Records from a dataset:

┄┄┄┄┄┄┄┄┄┄┄┄┄┄┄┄┄┄┄┄

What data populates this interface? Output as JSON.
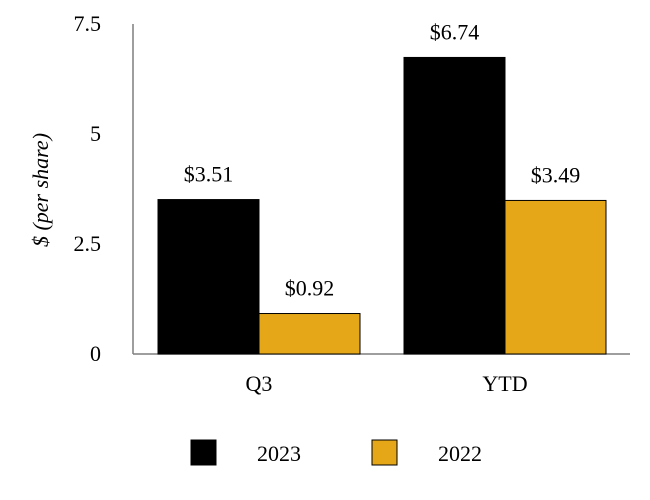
{
  "chart_data": {
    "type": "bar",
    "title": "",
    "xlabel": "",
    "ylabel": "$ (per share)",
    "categories": [
      "Q3",
      "YTD"
    ],
    "ylim": [
      0,
      7.5
    ],
    "yticks": [
      0,
      2.5,
      5,
      7.5
    ],
    "ytick_labels": [
      "0",
      "2.5",
      "5",
      "7.5"
    ],
    "grid": false,
    "legend_position": "bottom",
    "series": [
      {
        "name": "2023",
        "values": [
          3.51,
          6.74
        ],
        "labels": [
          "$3.51",
          "$6.74"
        ],
        "color": "#000000"
      },
      {
        "name": "2022",
        "values": [
          0.92,
          3.49
        ],
        "labels": [
          "$0.92",
          "$3.49"
        ],
        "color": "#E5A718"
      }
    ]
  }
}
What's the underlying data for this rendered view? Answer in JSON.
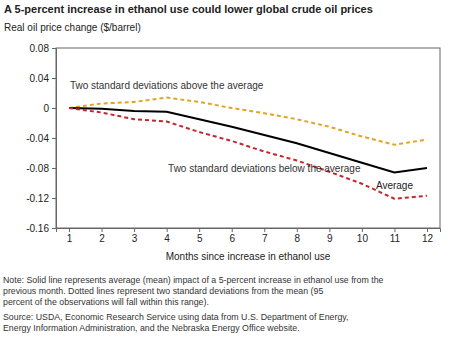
{
  "chart_data": {
    "type": "line",
    "title": "A 5-percent increase in ethanol use could lower global crude oil prices",
    "y_label": "Real oil price change ($/barrel)",
    "x_label": "Months since increase in ethanol use",
    "x": [
      1,
      2,
      3,
      4,
      5,
      6,
      7,
      8,
      9,
      10,
      11,
      12
    ],
    "xlim": [
      0.6,
      12.4
    ],
    "xticks": [
      1,
      2,
      3,
      4,
      5,
      6,
      7,
      8,
      9,
      10,
      11,
      12
    ],
    "ylim": [
      -0.16,
      0.08
    ],
    "yticks": [
      -0.16,
      -0.12,
      -0.08,
      -0.04,
      0,
      0.04,
      0.08
    ],
    "grid": false,
    "series": [
      {
        "name": "Two standard deviations above the average",
        "color": "#e0a526",
        "line_style": "dashed",
        "values": [
          0,
          0.006,
          0.008,
          0.014,
          0.008,
          0,
          -0.007,
          -0.015,
          -0.025,
          -0.038,
          -0.049,
          -0.042
        ]
      },
      {
        "name": "Average",
        "color": "#000000",
        "line_style": "solid",
        "values": [
          0,
          -0.001,
          -0.004,
          -0.005,
          -0.015,
          -0.025,
          -0.036,
          -0.047,
          -0.06,
          -0.073,
          -0.086,
          -0.08
        ]
      },
      {
        "name": "Two standard deviations below the average",
        "color": "#c4262e",
        "line_style": "dashed",
        "values": [
          0,
          -0.006,
          -0.015,
          -0.018,
          -0.032,
          -0.044,
          -0.058,
          -0.07,
          -0.085,
          -0.101,
          -0.121,
          -0.117
        ]
      }
    ],
    "notes": [
      "Note: Solid line represents average (mean) impact of a 5-percent increase in ethanol use from the",
      "previous month.  Dotted lines represent two standard deviations from the mean (95",
      "percent of the observations will fall within this range)."
    ],
    "source": [
      "Source: USDA, Economic Research Service using data from U.S. Department of Energy,",
      "Energy Information Administration, and the Nebraska Energy Office website."
    ]
  }
}
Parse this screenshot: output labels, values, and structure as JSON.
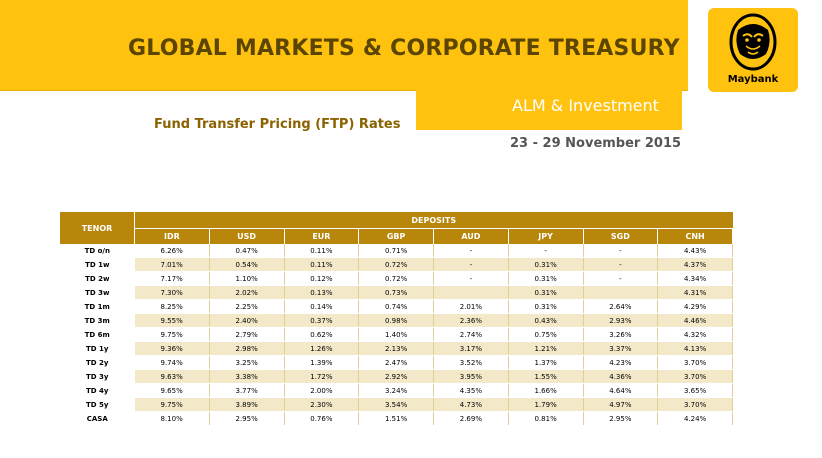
{
  "header": {
    "title": "GLOBAL MARKETS & CORPORATE TREASURY",
    "division": "ALM & Investment",
    "subtitle": "Fund Transfer Pricing (FTP) Rates",
    "date": "23 - 29 November 2015"
  },
  "logo": {
    "icon": "tiger-head-icon",
    "text": "Maybank",
    "color": "#ffc20e"
  },
  "colors": {
    "accent": "#ffc20e",
    "header_fill": "#b8860b",
    "stripe": "#f3e9c9"
  },
  "table": {
    "tenor_label": "TENOR",
    "group_label": "DEPOSITS",
    "columns": [
      "IDR",
      "USD",
      "EUR",
      "GBP",
      "AUD",
      "JPY",
      "SGD",
      "CNH"
    ],
    "rows": [
      {
        "tenor": "TD o/n",
        "values": [
          "6.26%",
          "0.47%",
          "0.11%",
          "0.71%",
          "-",
          "-",
          "-",
          "4.43%"
        ]
      },
      {
        "tenor": "TD 1w",
        "values": [
          "7.01%",
          "0.54%",
          "0.11%",
          "0.72%",
          "-",
          "0.31%",
          "-",
          "4.37%"
        ]
      },
      {
        "tenor": "TD 2w",
        "values": [
          "7.17%",
          "1.10%",
          "0.12%",
          "0.72%",
          "-",
          "0.31%",
          "-",
          "4.34%"
        ]
      },
      {
        "tenor": "TD 3w",
        "values": [
          "7.30%",
          "2.02%",
          "0.13%",
          "0.73%",
          "",
          "0.31%",
          "",
          "4.31%"
        ]
      },
      {
        "tenor": "TD 1m",
        "values": [
          "8.25%",
          "2.25%",
          "0.14%",
          "0.74%",
          "2.01%",
          "0.31%",
          "2.64%",
          "4.29%"
        ]
      },
      {
        "tenor": "TD 3m",
        "values": [
          "9.55%",
          "2.40%",
          "0.37%",
          "0.98%",
          "2.36%",
          "0.43%",
          "2.93%",
          "4.46%"
        ]
      },
      {
        "tenor": "TD 6m",
        "values": [
          "9.75%",
          "2.79%",
          "0.62%",
          "1.40%",
          "2.74%",
          "0.75%",
          "3.26%",
          "4.32%"
        ]
      },
      {
        "tenor": "TD 1y",
        "values": [
          "9.36%",
          "2.98%",
          "1.26%",
          "2.13%",
          "3.17%",
          "1.21%",
          "3.37%",
          "4.13%"
        ]
      },
      {
        "tenor": "TD 2y",
        "values": [
          "9.74%",
          "3.25%",
          "1.39%",
          "2.47%",
          "3.52%",
          "1.37%",
          "4.23%",
          "3.70%"
        ]
      },
      {
        "tenor": "TD 3y",
        "values": [
          "9.63%",
          "3.38%",
          "1.72%",
          "2.92%",
          "3.95%",
          "1.55%",
          "4.36%",
          "3.70%"
        ]
      },
      {
        "tenor": "TD 4y",
        "values": [
          "9.65%",
          "3.77%",
          "2.00%",
          "3.24%",
          "4.35%",
          "1.66%",
          "4.64%",
          "3.65%"
        ]
      },
      {
        "tenor": "TD 5y",
        "values": [
          "9.75%",
          "3.89%",
          "2.30%",
          "3.54%",
          "4.73%",
          "1.79%",
          "4.97%",
          "3.70%"
        ]
      },
      {
        "tenor": "CASA",
        "values": [
          "8.10%",
          "2.95%",
          "0.76%",
          "1.51%",
          "2.69%",
          "0.81%",
          "2.95%",
          "4.24%"
        ]
      }
    ]
  }
}
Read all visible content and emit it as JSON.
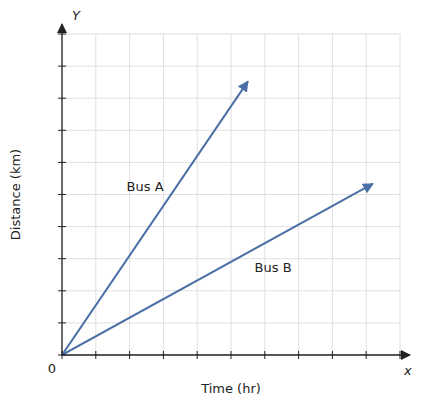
{
  "chart_data": {
    "type": "line",
    "title": "",
    "xlabel": "Time (hr)",
    "ylabel": "Distance (km)",
    "series": [
      {
        "name": "Bus A",
        "color": "#4a6fa5",
        "x": [
          0,
          5.5
        ],
        "values": [
          0,
          8.525
        ]
      },
      {
        "name": "Bus B",
        "color": "#4a6fa5",
        "x": [
          0,
          9.2
        ],
        "values": [
          0,
          5.336
        ]
      }
    ],
    "xlim": [
      0,
      10
    ],
    "ylim": [
      0,
      10
    ],
    "xticks": [
      0,
      1,
      2,
      3,
      4,
      5,
      6,
      7,
      8,
      9,
      10
    ],
    "yticks": [
      0,
      1,
      2,
      3,
      4,
      5,
      6,
      7,
      8,
      9,
      10
    ],
    "grid": true,
    "tick_labels": false,
    "annotations": [
      {
        "text": "0",
        "x": 0,
        "y": 0
      },
      {
        "text": "x",
        "x": 10,
        "y": 0
      },
      {
        "text": "Y",
        "x": 0,
        "y": 10
      }
    ]
  }
}
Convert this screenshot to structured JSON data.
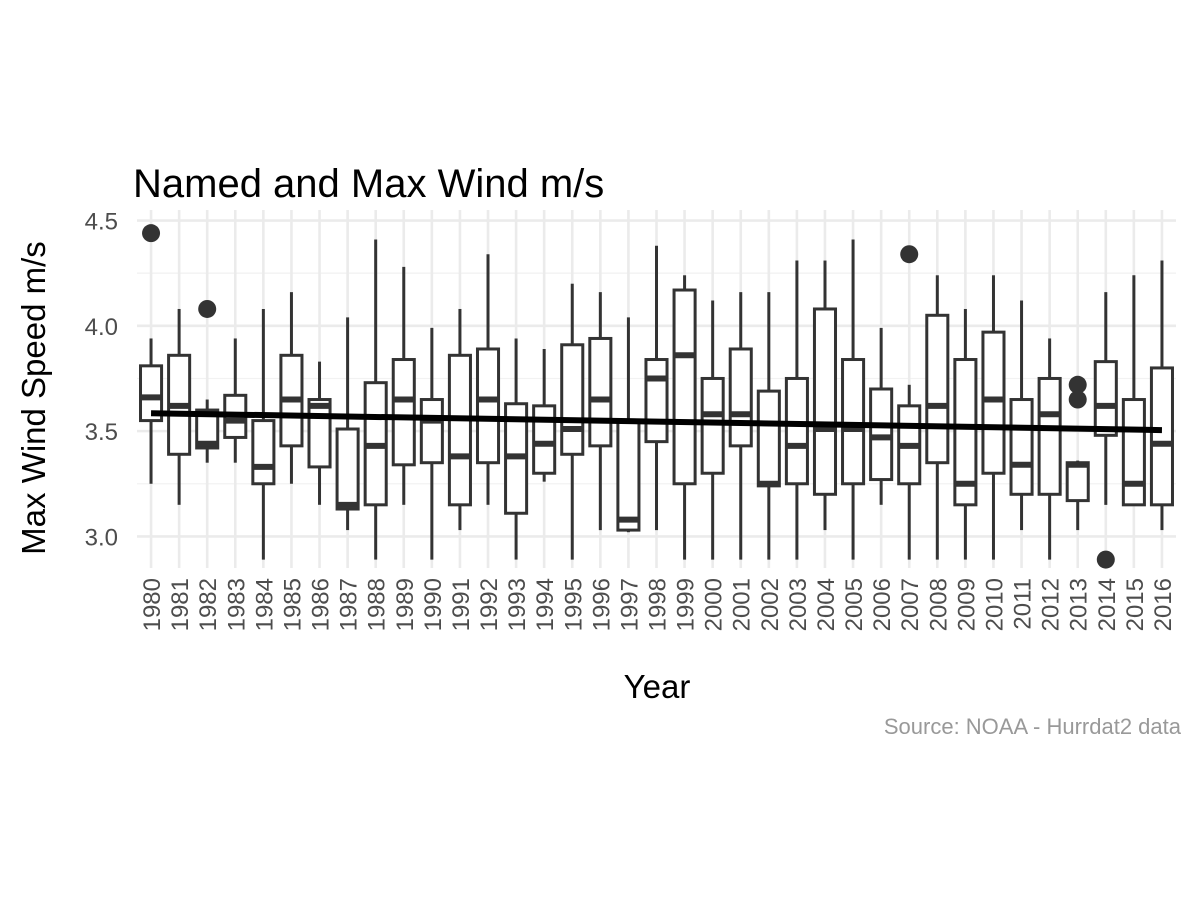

┄┄┄┄┄┄┄┄┄┄┄┄┄┄┄┄┄┄┄┄

AIM - Your answer should be a single number: the count of lines in the data that include the word "ylabel".

RESPONSE - 2